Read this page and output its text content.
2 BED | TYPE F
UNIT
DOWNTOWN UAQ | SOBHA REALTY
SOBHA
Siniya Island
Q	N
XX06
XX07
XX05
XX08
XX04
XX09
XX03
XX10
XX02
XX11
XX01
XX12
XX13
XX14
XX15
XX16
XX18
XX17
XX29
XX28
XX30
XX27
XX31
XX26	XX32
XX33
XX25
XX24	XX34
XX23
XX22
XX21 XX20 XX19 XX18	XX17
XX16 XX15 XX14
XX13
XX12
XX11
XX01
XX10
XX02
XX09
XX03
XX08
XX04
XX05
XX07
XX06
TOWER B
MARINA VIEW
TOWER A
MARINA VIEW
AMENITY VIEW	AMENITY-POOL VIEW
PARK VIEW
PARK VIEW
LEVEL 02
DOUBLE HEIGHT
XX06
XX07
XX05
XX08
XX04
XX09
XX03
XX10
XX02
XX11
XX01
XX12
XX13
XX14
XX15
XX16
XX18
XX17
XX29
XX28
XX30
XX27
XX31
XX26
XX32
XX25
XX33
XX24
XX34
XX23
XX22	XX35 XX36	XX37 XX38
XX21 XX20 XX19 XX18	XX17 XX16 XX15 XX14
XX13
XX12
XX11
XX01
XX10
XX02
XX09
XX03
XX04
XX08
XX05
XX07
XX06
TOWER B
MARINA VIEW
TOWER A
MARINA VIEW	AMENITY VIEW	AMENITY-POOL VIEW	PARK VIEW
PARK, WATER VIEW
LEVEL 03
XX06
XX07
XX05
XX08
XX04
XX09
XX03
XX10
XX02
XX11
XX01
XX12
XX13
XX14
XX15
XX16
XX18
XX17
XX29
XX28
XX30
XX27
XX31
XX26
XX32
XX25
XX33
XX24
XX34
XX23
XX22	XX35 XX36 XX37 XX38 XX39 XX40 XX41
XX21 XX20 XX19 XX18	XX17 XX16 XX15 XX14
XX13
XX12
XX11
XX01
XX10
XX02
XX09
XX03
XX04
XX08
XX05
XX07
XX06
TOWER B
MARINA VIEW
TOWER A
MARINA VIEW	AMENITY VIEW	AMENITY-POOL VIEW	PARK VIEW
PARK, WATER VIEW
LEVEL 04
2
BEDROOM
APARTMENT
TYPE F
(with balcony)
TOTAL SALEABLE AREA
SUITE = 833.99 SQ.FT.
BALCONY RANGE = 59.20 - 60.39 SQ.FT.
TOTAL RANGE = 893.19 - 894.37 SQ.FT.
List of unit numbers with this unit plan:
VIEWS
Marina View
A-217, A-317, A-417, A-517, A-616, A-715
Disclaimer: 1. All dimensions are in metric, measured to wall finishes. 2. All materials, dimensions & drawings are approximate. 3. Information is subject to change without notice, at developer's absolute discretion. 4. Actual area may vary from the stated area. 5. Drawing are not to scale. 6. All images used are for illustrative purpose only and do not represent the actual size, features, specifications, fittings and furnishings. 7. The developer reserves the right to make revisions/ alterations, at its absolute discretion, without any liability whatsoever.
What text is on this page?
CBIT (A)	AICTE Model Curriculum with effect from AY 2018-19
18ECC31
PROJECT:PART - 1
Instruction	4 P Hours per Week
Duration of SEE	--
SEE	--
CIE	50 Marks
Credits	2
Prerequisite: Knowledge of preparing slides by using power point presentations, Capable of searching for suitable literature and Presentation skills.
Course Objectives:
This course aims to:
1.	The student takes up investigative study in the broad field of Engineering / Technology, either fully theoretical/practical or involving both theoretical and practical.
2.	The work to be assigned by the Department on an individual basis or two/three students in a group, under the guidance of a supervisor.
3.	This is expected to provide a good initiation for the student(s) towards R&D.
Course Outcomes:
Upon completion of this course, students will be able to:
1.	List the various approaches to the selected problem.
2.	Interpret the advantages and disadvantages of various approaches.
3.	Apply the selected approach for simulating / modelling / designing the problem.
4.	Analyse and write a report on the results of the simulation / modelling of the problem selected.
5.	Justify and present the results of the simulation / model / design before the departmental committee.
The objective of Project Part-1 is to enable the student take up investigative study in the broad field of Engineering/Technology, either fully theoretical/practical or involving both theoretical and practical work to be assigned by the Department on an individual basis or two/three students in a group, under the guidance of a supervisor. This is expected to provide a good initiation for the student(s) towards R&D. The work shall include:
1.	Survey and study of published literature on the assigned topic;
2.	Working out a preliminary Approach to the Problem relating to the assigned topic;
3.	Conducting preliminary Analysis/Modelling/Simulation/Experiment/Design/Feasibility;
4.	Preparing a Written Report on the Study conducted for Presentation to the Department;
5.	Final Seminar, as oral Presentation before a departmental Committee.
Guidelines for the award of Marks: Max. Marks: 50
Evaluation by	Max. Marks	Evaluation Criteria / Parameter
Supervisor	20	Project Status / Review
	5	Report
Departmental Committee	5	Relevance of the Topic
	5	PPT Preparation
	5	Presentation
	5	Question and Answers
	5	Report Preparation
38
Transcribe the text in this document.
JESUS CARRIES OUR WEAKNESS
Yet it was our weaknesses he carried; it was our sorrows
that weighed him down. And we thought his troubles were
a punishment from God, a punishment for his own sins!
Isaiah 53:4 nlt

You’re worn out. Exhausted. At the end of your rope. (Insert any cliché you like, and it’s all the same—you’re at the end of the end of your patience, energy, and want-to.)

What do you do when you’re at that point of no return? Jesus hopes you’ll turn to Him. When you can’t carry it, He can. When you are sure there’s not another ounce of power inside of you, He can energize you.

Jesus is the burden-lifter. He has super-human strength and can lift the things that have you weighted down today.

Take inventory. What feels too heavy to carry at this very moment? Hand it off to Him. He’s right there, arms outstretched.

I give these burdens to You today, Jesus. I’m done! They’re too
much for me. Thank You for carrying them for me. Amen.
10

☆ ☆ ☆ ☆ ☆

Print all the data exactly.

Read this page and output its text content.
2 BED | TYPE F
UNIT
DOWNTOWN UAQ | SOBHA REALTY
SOBHA
Siniya Island
Q	N
XX06
XX07
XX05
XX08
XX04
XX09
XX03
XX10
XX02
XX11
XX01
XX12
XX13
XX14
XX15
XX16
XX18
XX17
XX29
XX28
XX30
XX27
XX31
XX26	XX32
XX33
XX25
XX24	XX34
XX23
XX22
XX21 XX20 XX19 XX18	XX17
XX16 XX15 XX14
XX13
XX12
XX11
XX01
XX10
XX02
XX09
XX03
XX08
XX04
XX05
XX07
XX06
TOWER B
MARINA VIEW
TOWER A
MARINA VIEW
AMENITY VIEW	AMENITY-POOL VIEW
PARK VIEW
PARK VIEW
LEVEL 02
DOUBLE HEIGHT
XX06
XX07
XX05
XX08
XX04
XX09
XX03
XX10
XX02
XX11
XX01
XX12
XX13
XX14
XX15
XX16
XX18
XX17
XX29
XX28
XX30
XX27
XX31
XX26
XX32
XX25
XX33
XX24
XX34
XX23
XX22	XX35 XX36	XX37 XX38
XX21 XX20 XX19 XX18	XX17 XX16 XX15 XX14
XX13
XX12
XX11
XX01
XX10
XX02
XX09
XX03
XX04
XX08
XX05
XX07
XX06
TOWER B
MARINA VIEW
TOWER A
MARINA VIEW	AMENITY VIEW	AMENITY-POOL VIEW	PARK VIEW
PARK, WATER VIEW
LEVEL 03
XX06
XX07
XX05
XX08
XX04
XX09
XX03
XX10
XX02
XX11
XX01
XX12
XX13
XX14
XX15
XX16
XX18
XX17
XX29
XX28
XX30
XX27
XX31
XX26
XX32
XX25
XX33
XX24
XX34
XX23
XX22	XX35 XX36 XX37 XX38 XX39 XX40 XX41
XX21 XX20 XX19 XX18	XX17 XX16 XX15 XX14
XX13
XX12
XX11
XX01
XX10
XX02
XX09
XX03
XX04
XX08
XX05
XX07
XX06
TOWER B
MARINA VIEW
TOWER A
MARINA VIEW	AMENITY VIEW	AMENITY-POOL VIEW	PARK VIEW
PARK, WATER VIEW
LEVEL 04
2
BEDROOM
APARTMENT
TYPE F
(with balcony)
TOTAL SALEABLE AREA
SUITE = 833.99 SQ.FT.
BALCONY RANGE = 59.20 - 60.39 SQ.FT.
TOTAL RANGE = 893.19 - 894.37 SQ.FT.
List of unit numbers with this unit plan:
VIEWS
Marina View
A-217, A-317, A-417, A-517, A-616, A-715
Disclaimer: 1. All dimensions are in metric, measured to wall finishes. 2. All materials, dimensions & drawings are approximate. 3. Information is subject to change without notice, at developer's absolute discretion. 4. Actual area may vary from the stated area. 5. Drawing are not to scale. 6. All images used are for illustrative purpose only and do not represent the actual size, features, specifications, fittings and furnishings. 7. The developer reserves the right to make revisions/ alterations, at its absolute discretion, without any liability whatsoever.
What text is on this page?
CBIT (A)	AICTE Model Curriculum with effect from AY 2018-19
18ECC31
PROJECT:PART - 1
Instruction	4 P Hours per Week
Duration of SEE	--
SEE	--
CIE	50 Marks
Credits	2
Prerequisite: Knowledge of preparing slides by using power point presentations, Capable of searching for suitable literature and Presentation skills.
Course Objectives:
This course aims to:
1.	The student takes up investigative study in the broad field of Engineering / Technology, either fully theoretical/practical or involving both theoretical and practical.
2.	The work to be assigned by the Department on an individual basis or two/three students in a group, under the guidance of a supervisor.
3.	This is expected to provide a good initiation for the student(s) towards R&D.
Course Outcomes:
Upon completion of this course, students will be able to:
1.	List the various approaches to the selected problem.
2.	Interpret the advantages and disadvantages of various approaches.
3.	Apply the selected approach for simulating / modelling / designing the problem.
4.	Analyse and write a report on the results of the simulation / modelling of the problem selected.
5.	Justify and present the results of the simulation / model / design before the departmental committee.
The objective of Project Part-1 is to enable the student take up investigative study in the broad field of Engineering/Technology, either fully theoretical/practical or involving both theoretical and practical work to be assigned by the Department on an individual basis or two/three students in a group, under the guidance of a supervisor. This is expected to provide a good initiation for the student(s) towards R&D. The work shall include:
1.	Survey and study of published literature on the assigned topic;
2.	Working out a preliminary Approach to the Problem relating to the assigned topic;
3.	Conducting preliminary Analysis/Modelling/Simulation/Experiment/Design/Feasibility;
4.	Preparing a Written Report on the Study conducted for Presentation to the Department;
5.	Final Seminar, as oral Presentation before a departmental Committee.
Guidelines for the award of Marks: Max. Marks: 50
Evaluation by	Max. Marks	Evaluation Criteria / Parameter
Supervisor	20	Project Status / Review
	5	Report
Departmental Committee	5	Relevance of the Topic
	5	PPT Preparation
	5	Presentation
	5	Question and Answers
	5	Report Preparation
38
Transcribe the text in this document.
JESUS CARRIES OUR WEAKNESS
Yet it was our weaknesses he carried; it was our sorrows
that weighed him down. And we thought his troubles were
a punishment from God, a punishment for his own sins!
Isaiah 53:4 nlt

You’re worn out. Exhausted. At the end of your rope. (Insert any cliché you like, and it’s all the same—you’re at the end of the end of your patience, energy, and want-to.)

What do you do when you’re at that point of no return? Jesus hopes you’ll turn to Him. When you can’t carry it, He can. When you are sure there’s not another ounce of power inside of you, He can energize you.

Jesus is the burden-lifter. He has super-human strength and can lift the things that have you weighted down today.

Take inventory. What feels too heavy to carry at this very moment? Hand it off to Him. He’s right there, arms outstretched.

I give these burdens to You today, Jesus. I’m done! They’re too
much for me. Thank You for carrying them for me. Amen.
10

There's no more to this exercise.